▸ What is asked
Restate, word for word, every line of the data.

▸ Supplied data
>> BEGIN
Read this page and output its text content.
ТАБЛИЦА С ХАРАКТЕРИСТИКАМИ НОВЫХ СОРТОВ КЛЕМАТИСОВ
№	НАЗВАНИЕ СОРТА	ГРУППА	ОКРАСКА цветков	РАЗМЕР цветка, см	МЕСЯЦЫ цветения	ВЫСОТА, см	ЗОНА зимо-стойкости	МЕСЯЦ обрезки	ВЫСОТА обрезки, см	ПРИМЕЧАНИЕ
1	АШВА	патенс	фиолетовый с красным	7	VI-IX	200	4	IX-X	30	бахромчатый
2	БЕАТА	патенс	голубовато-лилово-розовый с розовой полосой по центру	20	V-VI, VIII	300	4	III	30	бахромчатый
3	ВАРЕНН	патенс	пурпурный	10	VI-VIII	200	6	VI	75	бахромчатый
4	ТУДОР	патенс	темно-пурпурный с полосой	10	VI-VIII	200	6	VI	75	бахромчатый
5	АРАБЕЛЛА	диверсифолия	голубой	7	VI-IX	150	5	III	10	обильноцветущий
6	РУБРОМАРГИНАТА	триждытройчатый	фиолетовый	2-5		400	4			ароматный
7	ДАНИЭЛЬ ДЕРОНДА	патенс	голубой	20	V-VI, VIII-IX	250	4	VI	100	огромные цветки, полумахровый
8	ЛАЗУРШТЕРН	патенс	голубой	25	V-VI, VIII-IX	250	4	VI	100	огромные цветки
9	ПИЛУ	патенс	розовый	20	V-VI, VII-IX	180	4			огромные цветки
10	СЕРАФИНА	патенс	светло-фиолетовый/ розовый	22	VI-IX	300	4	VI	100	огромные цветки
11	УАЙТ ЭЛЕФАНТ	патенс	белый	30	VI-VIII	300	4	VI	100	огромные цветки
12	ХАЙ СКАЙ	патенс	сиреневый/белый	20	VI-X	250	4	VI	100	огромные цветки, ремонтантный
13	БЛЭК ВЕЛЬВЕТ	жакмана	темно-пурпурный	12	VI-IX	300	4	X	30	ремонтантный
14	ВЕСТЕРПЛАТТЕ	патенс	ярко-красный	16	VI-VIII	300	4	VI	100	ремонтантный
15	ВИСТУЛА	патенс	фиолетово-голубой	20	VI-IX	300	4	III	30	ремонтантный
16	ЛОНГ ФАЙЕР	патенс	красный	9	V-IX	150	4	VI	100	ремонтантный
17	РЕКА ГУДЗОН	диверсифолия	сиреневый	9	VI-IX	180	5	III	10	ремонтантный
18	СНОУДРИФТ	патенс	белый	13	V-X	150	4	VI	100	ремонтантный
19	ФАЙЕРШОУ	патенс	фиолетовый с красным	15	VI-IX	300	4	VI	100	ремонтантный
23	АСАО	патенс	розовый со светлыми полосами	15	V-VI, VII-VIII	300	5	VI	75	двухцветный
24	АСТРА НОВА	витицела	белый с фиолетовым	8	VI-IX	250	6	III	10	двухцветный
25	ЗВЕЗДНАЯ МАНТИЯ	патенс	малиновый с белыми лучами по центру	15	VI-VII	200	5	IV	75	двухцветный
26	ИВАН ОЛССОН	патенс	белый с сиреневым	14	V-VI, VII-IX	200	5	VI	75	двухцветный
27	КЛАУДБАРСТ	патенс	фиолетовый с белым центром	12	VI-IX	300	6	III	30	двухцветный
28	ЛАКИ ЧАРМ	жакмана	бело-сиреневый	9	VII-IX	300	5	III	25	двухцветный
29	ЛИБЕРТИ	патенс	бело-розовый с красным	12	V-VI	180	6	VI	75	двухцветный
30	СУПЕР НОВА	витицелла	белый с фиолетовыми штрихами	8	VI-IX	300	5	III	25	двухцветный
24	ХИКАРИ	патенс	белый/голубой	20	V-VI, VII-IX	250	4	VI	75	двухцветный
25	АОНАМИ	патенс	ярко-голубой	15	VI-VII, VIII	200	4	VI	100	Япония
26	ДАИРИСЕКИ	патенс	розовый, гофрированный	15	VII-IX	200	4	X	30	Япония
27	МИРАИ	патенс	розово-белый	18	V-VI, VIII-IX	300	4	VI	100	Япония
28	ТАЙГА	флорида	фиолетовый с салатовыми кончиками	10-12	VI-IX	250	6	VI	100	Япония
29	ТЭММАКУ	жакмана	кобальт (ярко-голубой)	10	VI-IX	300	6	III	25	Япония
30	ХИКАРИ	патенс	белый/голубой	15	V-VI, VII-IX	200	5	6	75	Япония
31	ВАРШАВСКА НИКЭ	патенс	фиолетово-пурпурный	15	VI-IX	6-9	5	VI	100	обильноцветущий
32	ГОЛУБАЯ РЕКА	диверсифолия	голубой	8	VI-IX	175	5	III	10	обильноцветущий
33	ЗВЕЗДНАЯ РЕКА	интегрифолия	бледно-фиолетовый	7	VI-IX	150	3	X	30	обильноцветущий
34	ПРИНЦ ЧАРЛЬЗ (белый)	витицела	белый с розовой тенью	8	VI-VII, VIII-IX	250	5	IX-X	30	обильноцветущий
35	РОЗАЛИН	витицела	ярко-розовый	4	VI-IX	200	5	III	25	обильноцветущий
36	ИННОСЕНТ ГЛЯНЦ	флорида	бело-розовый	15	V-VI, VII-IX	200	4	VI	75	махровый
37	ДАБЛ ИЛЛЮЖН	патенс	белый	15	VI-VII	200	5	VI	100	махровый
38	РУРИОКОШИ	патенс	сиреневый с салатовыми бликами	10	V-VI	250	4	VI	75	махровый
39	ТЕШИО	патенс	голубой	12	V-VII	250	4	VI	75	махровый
>> END
▸ Task output
Read this page and output its text content.
ТАБЛИЦА С ХАРАКТЕРИСТИКАМИ НОВЫХ СОРТОВ КЛЕМАТИСОВ
№	НАЗВАНИЕ СОРТА	ГРУППА	ОКРАСКА цветков	РАЗМЕР цветка, см	МЕСЯЦЫ цветения	ВЫСОТА, см	ЗОНА зимо-стойкости	МЕСЯЦ обрезки	ВЫСОТА обрезки, см	ПРИМЕЧАНИЕ
1	АШВА	патенс	фиолетовый с красным	7	VI-IX	200	4	IX-X	30	бахромчатый
2	БЕАТА	патенс	голубовато-лилово-розовый с розовой полосой по центру	20	V-VI, VIII	300	4	III	30	бахромчатый
3	ВАРЕНН	патенс	пурпурный	10	VI-VIII	200	6	VI	75	бахромчатый
4	ТУДОР	патенс	темно-пурпурный с полосой	10	VI-VIII	200	6	VI	75	бахромчатый
5	АРАБЕЛЛА	диверсифолия	голубой	7	VI-IX	150	5	III	10	обильноцветущий
6	РУБРОМАРГИНАТА	триждытройчатый	фиолетовый	2-5		400	4			ароматный
7	ДАНИЭЛЬ ДЕРОНДА	патенс	голубой	20	V-VI, VIII-IX	250	4	VI	100	огромные цветки, полумахровый
8	ЛАЗУРШТЕРН	патенс	голубой	25	V-VI, VIII-IX	250	4	VI	100	огромные цветки
9	ПИЛУ	патенс	розовый	20	V-VI, VII-IX	180	4			огромные цветки
10	СЕРАФИНА	патенс	светло-фиолетовый/ розовый	22	VI-IX	300	4	VI	100	огромные цветки
11	УАЙТ ЭЛЕФАНТ	патенс	белый	30	VI-VIII	300	4	VI	100	огромные цветки
12	ХАЙ СКАЙ	патенс	сиреневый/белый	20	VI-X	250	4	VI	100	огромные цветки, ремонтантный
13	БЛЭК ВЕЛЬВЕТ	жакмана	темно-пурпурный	12	VI-IX	300	4	X	30	ремонтантный
14	ВЕСТЕРПЛАТТЕ	патенс	ярко-красный	16	VI-VIII	300	4	VI	100	ремонтантный
15	ВИСТУЛА	патенс	фиолетово-голубой	20	VI-IX	300	4	III	30	ремонтантный
16	ЛОНГ ФАЙЕР	патенс	красный	9	V-IX	150	4	VI	100	ремонтантный
17	РЕКА ГУДЗОН	диверсифолия	сиреневый	9	VI-IX	180	5	III	10	ремонтантный
18	СНОУДРИФТ	патенс	белый	13	V-X	150	4	VI	100	ремонтантный
19	ФАЙЕРШОУ	патенс	фиолетовый с красным	15	VI-IX	300	4	VI	100	ремонтантный
23	АСАО	патенс	розовый со светлыми полосами	15	V-VI, VII-VIII	300	5	VI	75	двухцветный
24	АСТРА НОВА	витицела	белый с фиолетовым	8	VI-IX	250	6	III	10	двухцветный
25	ЗВЕЗДНАЯ МАНТИЯ	патенс	малиновый с белыми лучами по центру	15	VI-VII	200	5	IV	75	двухцветный
26	ИВАН ОЛССОН	патенс	белый с сиреневым	14	V-VI, VII-IX	200	5	VI	75	двухцветный
27	КЛАУДБАРСТ	патенс	фиолетовый с белым центром	12	VI-IX	300	6	III	30	двухцветный
28	ЛАКИ ЧАРМ	жакмана	бело-сиреневый	9	VII-IX	300	5	III	25	двухцветный
29	ЛИБЕРТИ	патенс	бело-розовый с красным	12	V-VI	180	6	VI	75	двухцветный
30	СУПЕР НОВА	витицелла	белый с фиолетовыми штрихами	8	VI-IX	300	5	III	25	двухцветный
24	ХИКАРИ	патенс	белый/голубой	20	V-VI, VII-IX	250	4	VI	75	двухцветный
25	АОНАМИ	патенс	ярко-голубой	15	VI-VII, VIII	200	4	VI	100	Япония
26	ДАИРИСЕКИ	патенс	розовый, гофрированный	15	VII-IX	200	4	X	30	Япония
27	МИРАИ	патенс	розово-белый	18	V-VI, VIII-IX	300	4	VI	100	Япония
28	ТАЙГА	флорида	фиолетовый с салатовыми кончиками	10-12	VI-IX	250	6	VI	100	Япония
29	ТЭММАКУ	жакмана	кобальт (ярко-голубой)	10	VI-IX	300	6	III	25	Япония
30	ХИКАРИ	патенс	белый/голубой	15	V-VI, VII-IX	200	5	6	75	Япония
31	ВАРШАВСКА НИКЭ	патенс	фиолетово-пурпурный	15	VI-IX	6-9	5	VI	100	обильноцветущий
32	ГОЛУБАЯ РЕКА	диверсифолия	голубой	8	VI-IX	175	5	III	10	обильноцветущий
33	ЗВЕЗДНАЯ РЕКА	интегрифолия	бледно-фиолетовый	7	VI-IX	150	3	X	30	обильноцветущий
34	ПРИНЦ ЧАРЛЬЗ (белый)	витицела	белый с розовой тенью	8	VI-VII, VIII-IX	250	5	IX-X	30	обильноцветущий
35	РОЗАЛИН	витицела	ярко-розовый	4	VI-IX	200	5	III	25	обильноцветущий
36	ИННОСЕНТ ГЛЯНЦ	флорида	бело-розовый	15	V-VI, VII-IX	200	4	VI	75	махровый
37	ДАБЛ ИЛЛЮЖН	патенс	белый	15	VI-VII	200	5	VI	100	махровый
38	РУРИОКОШИ	патенс	сиреневый с салатовыми бликами	10	V-VI	250	4	VI	75	махровый
39	ТЕШИО	патенс	голубой	12	V-VII	250	4	VI	75	махровый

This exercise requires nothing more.